▸ DIRECTION: Put the records into a Markdown table with the columns Row and Line, leaving out blank lines; begin at the line that contains "518, 279, 548]" and stop after the line that contains "database-icon bbox=[14, 525, 30, 541]", including both.

[START MATERIAL FOR THIS EXERCISE]

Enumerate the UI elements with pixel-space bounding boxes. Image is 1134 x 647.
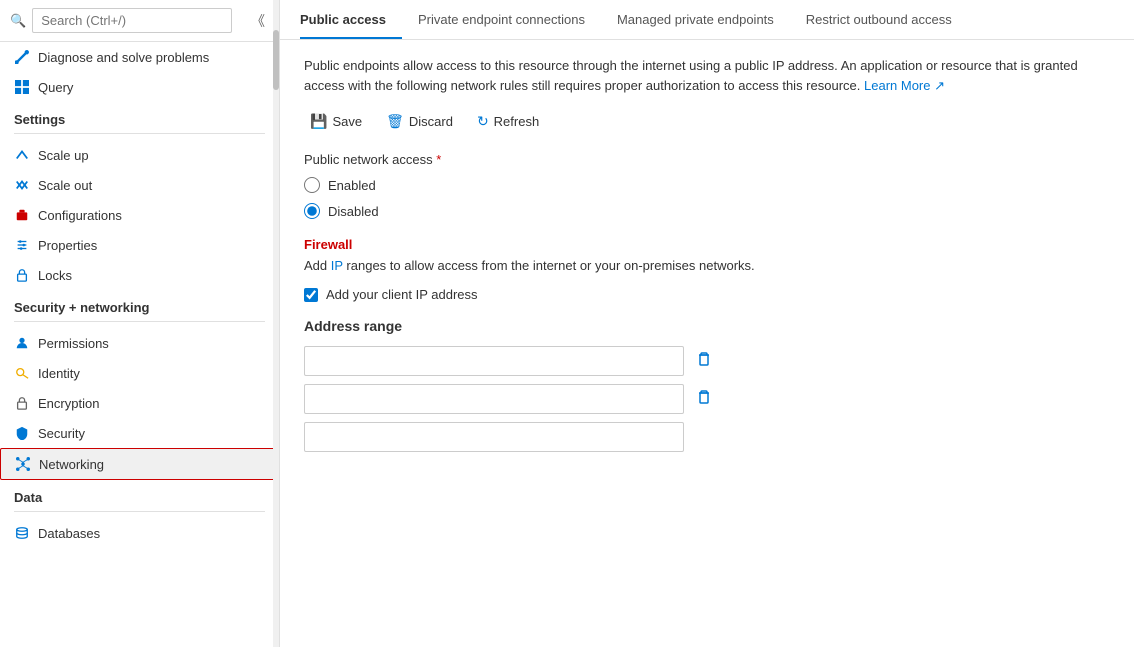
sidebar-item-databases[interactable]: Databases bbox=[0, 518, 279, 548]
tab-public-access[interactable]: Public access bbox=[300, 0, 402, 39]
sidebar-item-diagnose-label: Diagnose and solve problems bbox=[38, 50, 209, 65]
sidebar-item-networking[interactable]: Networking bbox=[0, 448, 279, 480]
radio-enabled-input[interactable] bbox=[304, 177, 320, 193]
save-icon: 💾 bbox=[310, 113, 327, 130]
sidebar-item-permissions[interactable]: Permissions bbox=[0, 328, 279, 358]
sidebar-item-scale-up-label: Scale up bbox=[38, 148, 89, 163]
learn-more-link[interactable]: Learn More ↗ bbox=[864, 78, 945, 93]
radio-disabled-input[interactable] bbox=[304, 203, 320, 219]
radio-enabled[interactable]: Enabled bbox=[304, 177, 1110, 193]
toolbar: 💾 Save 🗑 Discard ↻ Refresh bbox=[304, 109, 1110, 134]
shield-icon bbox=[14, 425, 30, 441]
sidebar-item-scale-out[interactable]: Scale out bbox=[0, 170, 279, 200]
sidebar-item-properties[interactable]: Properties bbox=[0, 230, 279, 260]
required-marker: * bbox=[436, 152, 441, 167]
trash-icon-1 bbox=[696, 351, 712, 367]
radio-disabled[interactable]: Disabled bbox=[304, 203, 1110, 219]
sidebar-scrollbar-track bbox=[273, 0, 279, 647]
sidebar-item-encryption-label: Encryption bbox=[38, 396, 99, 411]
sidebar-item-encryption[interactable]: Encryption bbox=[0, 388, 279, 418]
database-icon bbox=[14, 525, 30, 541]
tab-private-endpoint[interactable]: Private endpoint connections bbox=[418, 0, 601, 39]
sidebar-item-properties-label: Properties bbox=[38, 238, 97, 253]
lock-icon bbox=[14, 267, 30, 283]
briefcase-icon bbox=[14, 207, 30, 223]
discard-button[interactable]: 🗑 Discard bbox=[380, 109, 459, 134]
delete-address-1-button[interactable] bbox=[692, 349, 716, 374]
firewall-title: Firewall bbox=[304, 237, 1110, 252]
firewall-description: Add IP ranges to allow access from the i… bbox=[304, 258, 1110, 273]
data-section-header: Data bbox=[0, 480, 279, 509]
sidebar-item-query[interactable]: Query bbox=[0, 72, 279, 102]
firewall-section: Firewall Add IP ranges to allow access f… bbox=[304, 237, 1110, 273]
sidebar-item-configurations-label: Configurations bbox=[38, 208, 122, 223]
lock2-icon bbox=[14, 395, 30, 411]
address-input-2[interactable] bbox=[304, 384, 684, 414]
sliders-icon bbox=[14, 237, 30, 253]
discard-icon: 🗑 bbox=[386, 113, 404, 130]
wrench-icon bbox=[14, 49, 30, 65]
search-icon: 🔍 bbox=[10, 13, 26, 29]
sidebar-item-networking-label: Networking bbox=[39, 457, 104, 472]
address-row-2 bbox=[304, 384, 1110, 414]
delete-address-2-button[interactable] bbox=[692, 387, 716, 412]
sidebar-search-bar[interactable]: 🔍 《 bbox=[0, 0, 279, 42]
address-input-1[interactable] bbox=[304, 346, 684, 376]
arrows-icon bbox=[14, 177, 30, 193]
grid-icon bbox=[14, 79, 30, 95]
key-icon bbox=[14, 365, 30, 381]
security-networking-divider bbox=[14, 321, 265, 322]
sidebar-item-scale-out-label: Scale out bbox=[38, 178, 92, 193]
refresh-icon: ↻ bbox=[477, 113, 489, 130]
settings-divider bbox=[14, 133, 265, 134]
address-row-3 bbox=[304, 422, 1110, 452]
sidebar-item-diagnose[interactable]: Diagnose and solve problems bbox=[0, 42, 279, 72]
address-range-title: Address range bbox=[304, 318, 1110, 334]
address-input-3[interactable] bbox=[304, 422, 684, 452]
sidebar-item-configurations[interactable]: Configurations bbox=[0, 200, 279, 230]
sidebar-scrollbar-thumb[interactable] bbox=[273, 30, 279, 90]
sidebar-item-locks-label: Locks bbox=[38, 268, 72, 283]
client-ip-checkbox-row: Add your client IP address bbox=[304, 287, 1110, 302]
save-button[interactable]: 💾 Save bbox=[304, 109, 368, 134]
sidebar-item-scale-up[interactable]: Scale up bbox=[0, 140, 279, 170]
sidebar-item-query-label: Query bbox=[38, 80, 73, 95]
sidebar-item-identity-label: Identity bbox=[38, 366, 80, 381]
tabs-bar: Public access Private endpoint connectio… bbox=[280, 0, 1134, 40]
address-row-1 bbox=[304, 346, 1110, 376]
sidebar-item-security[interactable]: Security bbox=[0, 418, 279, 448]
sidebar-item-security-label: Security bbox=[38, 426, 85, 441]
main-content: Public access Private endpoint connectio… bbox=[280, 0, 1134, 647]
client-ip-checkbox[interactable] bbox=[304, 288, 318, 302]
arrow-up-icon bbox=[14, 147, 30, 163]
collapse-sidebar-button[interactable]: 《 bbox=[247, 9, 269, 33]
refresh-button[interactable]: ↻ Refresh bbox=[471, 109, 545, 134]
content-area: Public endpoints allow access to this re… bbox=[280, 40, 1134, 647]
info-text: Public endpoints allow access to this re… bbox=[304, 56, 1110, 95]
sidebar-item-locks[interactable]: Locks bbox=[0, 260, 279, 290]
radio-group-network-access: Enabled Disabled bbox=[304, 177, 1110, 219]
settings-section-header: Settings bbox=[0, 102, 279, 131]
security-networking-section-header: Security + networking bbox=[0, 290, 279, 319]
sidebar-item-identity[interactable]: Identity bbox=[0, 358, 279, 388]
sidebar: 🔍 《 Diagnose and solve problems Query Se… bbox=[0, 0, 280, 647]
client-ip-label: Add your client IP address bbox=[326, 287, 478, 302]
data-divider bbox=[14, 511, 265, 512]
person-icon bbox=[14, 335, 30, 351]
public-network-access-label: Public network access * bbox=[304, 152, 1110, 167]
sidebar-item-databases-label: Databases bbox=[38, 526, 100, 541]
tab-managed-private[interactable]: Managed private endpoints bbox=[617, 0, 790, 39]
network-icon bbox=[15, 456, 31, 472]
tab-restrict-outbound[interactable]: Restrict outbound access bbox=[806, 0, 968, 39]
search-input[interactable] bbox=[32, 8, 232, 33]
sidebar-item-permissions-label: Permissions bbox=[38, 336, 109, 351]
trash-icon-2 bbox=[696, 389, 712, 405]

[END MATERIAL FOR THIS EXERCISE]

▸ FULL OUTPUT:
| Row | Line |
|---|---|
| 1 | sidebar-item-databases[interactable]: Databases bbox=[0, 518, 279, 548] |
| 2 | tab-public-access[interactable]: Public access bbox=[300, 0, 402, 39] |
| 3 | sidebar-item-diagnose-label: Diagnose and solve problems bbox=[38, 50, 209, 65] |
| 4 | sidebar-item-networking[interactable]: Networking bbox=[0, 448, 279, 480] |
| 5 | radio-enabled-input[interactable] bbox=[304, 177, 320, 193] |
| 6 | save-icon: 💾 bbox=[310, 113, 327, 130] |
| 7 | sidebar-item-permissions[interactable]: Permissions bbox=[0, 328, 279, 358] |
| 8 | sidebar-item-scale-up-label: Scale up bbox=[38, 148, 89, 163] |
| 9 | learn-more-link[interactable]: Learn More ↗ bbox=[864, 78, 945, 93] |
| 10 | radio-disabled-input[interactable] bbox=[304, 203, 320, 219] |
| 11 | radio-enabled[interactable]: Enabled bbox=[304, 177, 1110, 193] |
| 12 | toolbar: 💾 Save 🗑 Discard ↻ Refresh bbox=[304, 109, 1110, 134] |
| 13 | shield-icon bbox=[14, 425, 30, 441] |
| 14 | sidebar-item-scale-out[interactable]: Scale out bbox=[0, 170, 279, 200] |
| 15 | sidebar-item-properties[interactable]: Properties bbox=[0, 230, 279, 260] |
| 16 | required-marker: * bbox=[436, 152, 441, 167] |
| 17 | trash-icon-1 bbox=[696, 351, 712, 367] |
| 18 | radio-disabled[interactable]: Disabled bbox=[304, 203, 1110, 219] |
| 19 | sidebar-scrollbar-track bbox=[273, 0, 279, 647] |
| 20 | sidebar-item-encryption-label: Encryption bbox=[38, 396, 99, 411] |
| 21 | sidebar-item-encryption[interactable]: Encryption bbox=[0, 388, 279, 418] |
| 22 | database-icon bbox=[14, 525, 30, 541] |